Stored data
┌────────

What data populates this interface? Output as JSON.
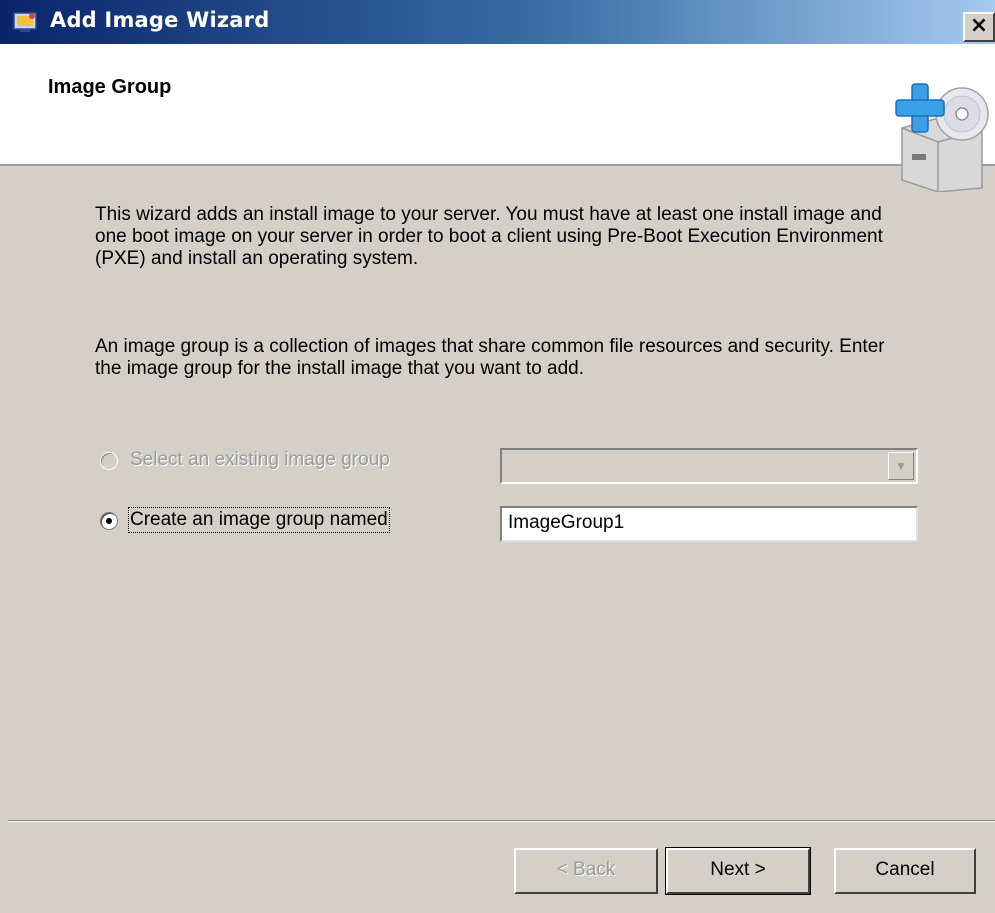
{
  "window": {
    "title": "Add Image Wizard",
    "close_label": "×"
  },
  "header": {
    "title": "Image Group",
    "icon": "image-add-icon"
  },
  "main": {
    "description_1": "This wizard adds an install image to your server. You must have at least one install image and one boot image on your server in order to boot a client using Pre-Boot Execution Environment (PXE) and install an operating system.",
    "description_2": "An image group is a collection of images that share common file resources and security. Enter the image group for the install image that you want to add.",
    "options": [
      {
        "label": "Select an existing image group",
        "selected": false,
        "enabled": false
      },
      {
        "label": "Create an image group named",
        "selected": true,
        "enabled": true
      }
    ],
    "existing_group_value": "",
    "new_group_value": "ImageGroup1"
  },
  "footer": {
    "back_label": "< Back",
    "next_label": "Next >",
    "cancel_label": "Cancel"
  },
  "colors": {
    "titlebar_start": "#0a246a",
    "titlebar_end": "#a6caf0",
    "dialog_bg": "#d4d0c8"
  }
}
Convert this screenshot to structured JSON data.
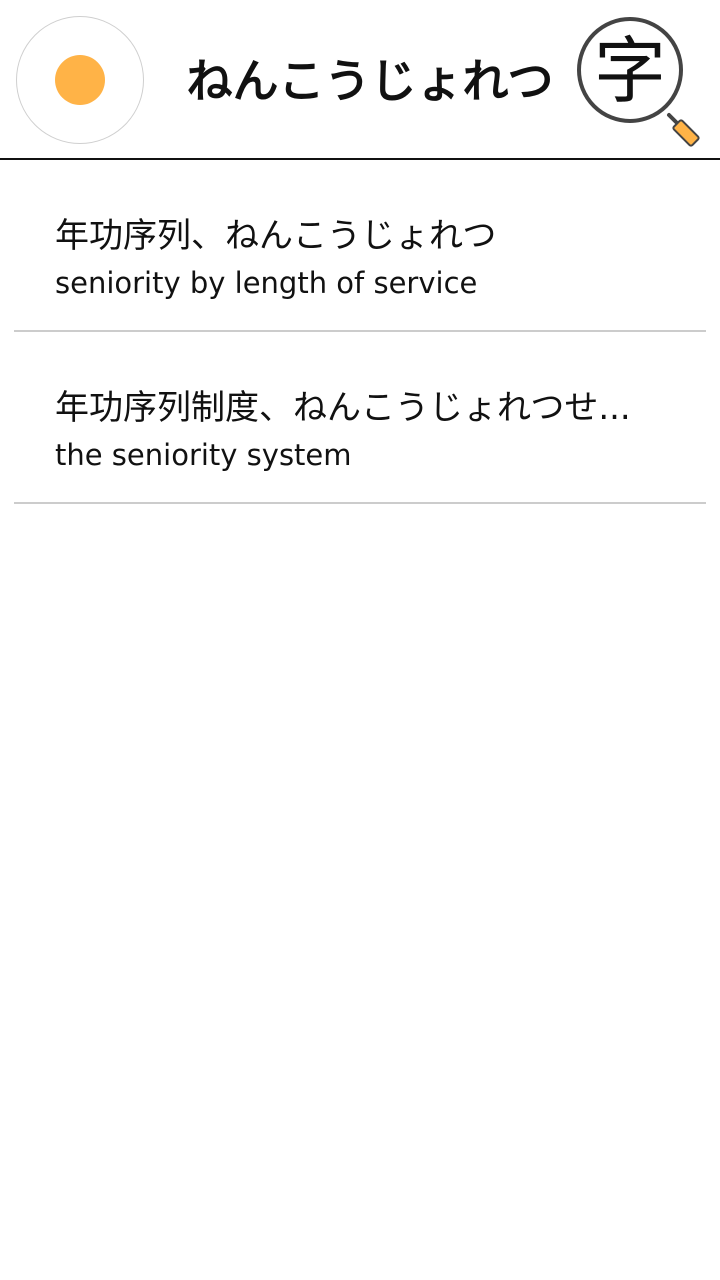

└────────

Return every line of the records exactly as given, pictures excluded.

## RESPONSE TO THE EXERCISE
What data populates this interface? Output as JSON.
{
  "window": {
    "title": "Add Image Wizard",
    "close_label": "×"
  },
  "header": {
    "title": "Image Group",
    "icon": "image-add-icon"
  },
  "main": {
    "description_1": "This wizard adds an install image to your server. You must have at least one install image and one boot image on your server in order to boot a client using Pre-Boot Execution Environment (PXE) and install an operating system.",
    "description_2": "An image group is a collection of images that share common file resources and security. Enter the image group for the install image that you want to add.",
    "options": [
      {
        "label": "Select an existing image group",
        "selected": false,
        "enabled": false
      },
      {
        "label": "Create an image group named",
        "selected": true,
        "enabled": true
      }
    ],
    "existing_group_value": "",
    "new_group_value": "ImageGroup1"
  },
  "footer": {
    "back_label": "< Back",
    "next_label": "Next >",
    "cancel_label": "Cancel"
  },
  "colors": {
    "titlebar_start": "#0a246a",
    "titlebar_end": "#a6caf0",
    "dialog_bg": "#d4d0c8"
  }
}
Convert this screenshot to structured JSON data.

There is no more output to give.